> _INSTRUCTION_
Every line that holds "января" should be shown.

> _ENTRIES SUPPLIED_
—————

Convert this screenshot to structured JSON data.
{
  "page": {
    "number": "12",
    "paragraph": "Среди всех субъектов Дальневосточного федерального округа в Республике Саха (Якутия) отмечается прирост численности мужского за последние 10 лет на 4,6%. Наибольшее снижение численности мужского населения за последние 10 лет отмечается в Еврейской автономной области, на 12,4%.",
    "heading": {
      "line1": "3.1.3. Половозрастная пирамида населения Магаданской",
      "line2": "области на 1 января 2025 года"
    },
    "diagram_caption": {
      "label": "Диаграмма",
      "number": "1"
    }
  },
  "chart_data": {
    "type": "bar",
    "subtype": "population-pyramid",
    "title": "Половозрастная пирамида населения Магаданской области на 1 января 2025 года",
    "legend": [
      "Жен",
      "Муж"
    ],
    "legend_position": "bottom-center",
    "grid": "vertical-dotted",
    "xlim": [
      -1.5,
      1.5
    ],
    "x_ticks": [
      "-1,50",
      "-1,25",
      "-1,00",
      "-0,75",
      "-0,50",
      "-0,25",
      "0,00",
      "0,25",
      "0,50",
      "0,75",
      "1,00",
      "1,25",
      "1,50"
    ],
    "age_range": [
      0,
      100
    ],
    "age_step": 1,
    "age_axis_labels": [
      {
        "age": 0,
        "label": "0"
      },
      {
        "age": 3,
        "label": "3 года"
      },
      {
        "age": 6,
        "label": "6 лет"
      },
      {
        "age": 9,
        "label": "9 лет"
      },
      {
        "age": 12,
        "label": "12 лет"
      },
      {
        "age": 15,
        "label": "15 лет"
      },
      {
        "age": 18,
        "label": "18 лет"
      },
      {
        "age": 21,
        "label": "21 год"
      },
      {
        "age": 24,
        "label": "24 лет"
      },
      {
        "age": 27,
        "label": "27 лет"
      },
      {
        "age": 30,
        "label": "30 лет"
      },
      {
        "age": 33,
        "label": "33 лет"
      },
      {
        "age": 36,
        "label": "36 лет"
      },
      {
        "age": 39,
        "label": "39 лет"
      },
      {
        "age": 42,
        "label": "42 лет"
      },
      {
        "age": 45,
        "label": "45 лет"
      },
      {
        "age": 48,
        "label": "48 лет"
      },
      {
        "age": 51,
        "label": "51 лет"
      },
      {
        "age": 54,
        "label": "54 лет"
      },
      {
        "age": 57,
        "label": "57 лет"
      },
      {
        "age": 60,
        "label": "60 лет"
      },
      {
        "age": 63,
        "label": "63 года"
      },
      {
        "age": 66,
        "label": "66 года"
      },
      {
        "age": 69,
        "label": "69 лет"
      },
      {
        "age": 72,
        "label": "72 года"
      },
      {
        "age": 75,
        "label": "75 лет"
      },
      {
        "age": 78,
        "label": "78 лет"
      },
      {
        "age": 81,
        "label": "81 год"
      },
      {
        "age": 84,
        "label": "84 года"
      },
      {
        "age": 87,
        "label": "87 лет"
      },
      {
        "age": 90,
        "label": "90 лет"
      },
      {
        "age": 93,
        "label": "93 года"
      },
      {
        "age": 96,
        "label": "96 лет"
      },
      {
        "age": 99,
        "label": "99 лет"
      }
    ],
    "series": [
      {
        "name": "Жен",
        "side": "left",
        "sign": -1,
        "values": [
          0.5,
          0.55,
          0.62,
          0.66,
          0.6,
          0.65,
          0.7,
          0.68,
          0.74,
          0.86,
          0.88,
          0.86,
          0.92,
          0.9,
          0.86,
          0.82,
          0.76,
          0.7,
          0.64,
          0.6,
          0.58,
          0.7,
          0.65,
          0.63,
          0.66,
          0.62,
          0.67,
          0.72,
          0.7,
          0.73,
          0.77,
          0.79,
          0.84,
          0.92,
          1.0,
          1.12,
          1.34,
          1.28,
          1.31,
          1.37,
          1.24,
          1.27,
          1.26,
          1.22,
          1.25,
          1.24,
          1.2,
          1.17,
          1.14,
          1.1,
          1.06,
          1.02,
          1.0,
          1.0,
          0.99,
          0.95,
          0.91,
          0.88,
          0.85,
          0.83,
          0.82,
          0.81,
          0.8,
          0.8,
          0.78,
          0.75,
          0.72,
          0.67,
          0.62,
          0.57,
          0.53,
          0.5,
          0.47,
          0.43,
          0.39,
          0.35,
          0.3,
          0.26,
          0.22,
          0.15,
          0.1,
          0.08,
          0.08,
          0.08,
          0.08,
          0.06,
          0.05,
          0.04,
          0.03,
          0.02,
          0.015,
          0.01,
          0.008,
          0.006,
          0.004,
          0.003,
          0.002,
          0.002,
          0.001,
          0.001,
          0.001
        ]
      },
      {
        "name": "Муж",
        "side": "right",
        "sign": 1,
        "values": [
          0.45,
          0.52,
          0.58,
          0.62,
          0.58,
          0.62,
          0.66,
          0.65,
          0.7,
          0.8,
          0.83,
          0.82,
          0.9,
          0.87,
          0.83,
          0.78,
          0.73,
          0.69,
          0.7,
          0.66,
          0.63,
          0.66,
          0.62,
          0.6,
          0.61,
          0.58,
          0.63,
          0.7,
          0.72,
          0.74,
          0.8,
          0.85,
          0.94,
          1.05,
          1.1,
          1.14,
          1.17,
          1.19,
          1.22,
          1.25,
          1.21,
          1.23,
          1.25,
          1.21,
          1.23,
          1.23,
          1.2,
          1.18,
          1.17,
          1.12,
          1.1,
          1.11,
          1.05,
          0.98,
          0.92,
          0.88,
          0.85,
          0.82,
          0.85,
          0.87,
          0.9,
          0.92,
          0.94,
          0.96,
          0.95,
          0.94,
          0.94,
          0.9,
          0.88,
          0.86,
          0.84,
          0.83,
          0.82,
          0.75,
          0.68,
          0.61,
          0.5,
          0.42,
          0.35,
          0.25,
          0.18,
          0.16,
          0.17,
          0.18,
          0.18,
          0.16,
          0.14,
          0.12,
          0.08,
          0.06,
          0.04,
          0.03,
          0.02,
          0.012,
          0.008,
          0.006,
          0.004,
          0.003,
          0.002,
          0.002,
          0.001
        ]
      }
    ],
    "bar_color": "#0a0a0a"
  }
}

—————

> _ANSWER FOR THE TASK_
      "line2": "области на 1 января 2025 года"
    "title": "Половозрастная пирамида населения Магаданской области на 1 января 2025 года",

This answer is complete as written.